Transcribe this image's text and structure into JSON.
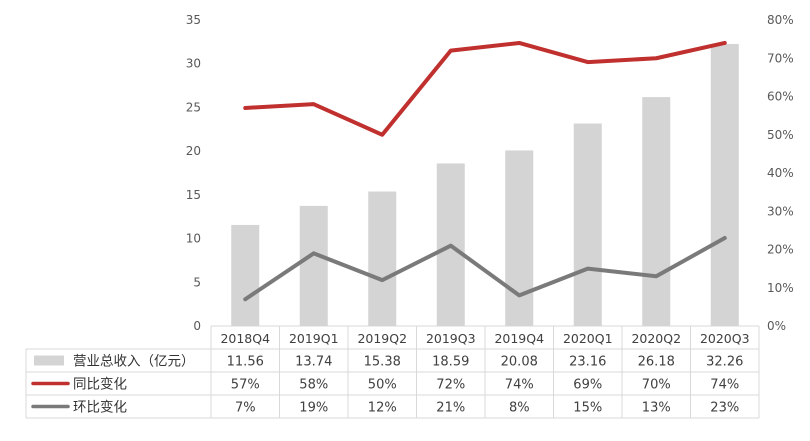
{
  "chart_data": {
    "type": "bar",
    "categories": [
      "2018Q4",
      "2019Q1",
      "2019Q2",
      "2019Q3",
      "2019Q4",
      "2020Q1",
      "2020Q2",
      "2020Q3"
    ],
    "series": [
      {
        "name": "营业总收入（亿元）",
        "type": "bar",
        "axis": "left",
        "color": "#d4d4d4",
        "values": [
          11.56,
          13.74,
          15.38,
          18.59,
          20.08,
          23.16,
          26.18,
          32.26
        ],
        "labels": [
          "11.56",
          "13.74",
          "15.38",
          "18.59",
          "20.08",
          "23.16",
          "26.18",
          "32.26"
        ]
      },
      {
        "name": "同比变化",
        "type": "line",
        "axis": "right",
        "color": "#c0302e",
        "values": [
          57,
          58,
          50,
          72,
          74,
          69,
          70,
          74
        ],
        "labels": [
          "57%",
          "58%",
          "50%",
          "72%",
          "74%",
          "69%",
          "70%",
          "74%"
        ]
      },
      {
        "name": "环比变化",
        "type": "line",
        "axis": "right",
        "color": "#7a7a7a",
        "values": [
          7,
          19,
          12,
          21,
          8,
          15,
          13,
          23
        ],
        "labels": [
          "7%",
          "19%",
          "12%",
          "21%",
          "8%",
          "15%",
          "13%",
          "23%"
        ]
      }
    ],
    "y_left": {
      "ylim": [
        0,
        35
      ],
      "ticks": [
        "0",
        "5",
        "10",
        "15",
        "20",
        "25",
        "30",
        "35"
      ]
    },
    "y_right": {
      "ylim": [
        0,
        80
      ],
      "ticks": [
        "0%",
        "10%",
        "20%",
        "30%",
        "40%",
        "50%",
        "60%",
        "70%",
        "80%"
      ]
    },
    "grid": false,
    "legend": "data-table-below"
  }
}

..........

◆ Stated goal: Retype the data above exactly; pictures are not part of the copy.

◆ The result:
Transcribe this image's text and structure into JSON.
{
  "chart_data": {
    "type": "bar",
    "categories": [
      "2018Q4",
      "2019Q1",
      "2019Q2",
      "2019Q3",
      "2019Q4",
      "2020Q1",
      "2020Q2",
      "2020Q3"
    ],
    "series": [
      {
        "name": "营业总收入（亿元）",
        "type": "bar",
        "axis": "left",
        "color": "#d4d4d4",
        "values": [
          11.56,
          13.74,
          15.38,
          18.59,
          20.08,
          23.16,
          26.18,
          32.26
        ],
        "labels": [
          "11.56",
          "13.74",
          "15.38",
          "18.59",
          "20.08",
          "23.16",
          "26.18",
          "32.26"
        ]
      },
      {
        "name": "同比变化",
        "type": "line",
        "axis": "right",
        "color": "#c0302e",
        "values": [
          57,
          58,
          50,
          72,
          74,
          69,
          70,
          74
        ],
        "labels": [
          "57%",
          "58%",
          "50%",
          "72%",
          "74%",
          "69%",
          "70%",
          "74%"
        ]
      },
      {
        "name": "环比变化",
        "type": "line",
        "axis": "right",
        "color": "#7a7a7a",
        "values": [
          7,
          19,
          12,
          21,
          8,
          15,
          13,
          23
        ],
        "labels": [
          "7%",
          "19%",
          "12%",
          "21%",
          "8%",
          "15%",
          "13%",
          "23%"
        ]
      }
    ],
    "y_left": {
      "ylim": [
        0,
        35
      ],
      "ticks": [
        "0",
        "5",
        "10",
        "15",
        "20",
        "25",
        "30",
        "35"
      ]
    },
    "y_right": {
      "ylim": [
        0,
        80
      ],
      "ticks": [
        "0%",
        "10%",
        "20%",
        "30%",
        "40%",
        "50%",
        "60%",
        "70%",
        "80%"
      ]
    },
    "grid": false,
    "legend": "data-table-below"
  }
}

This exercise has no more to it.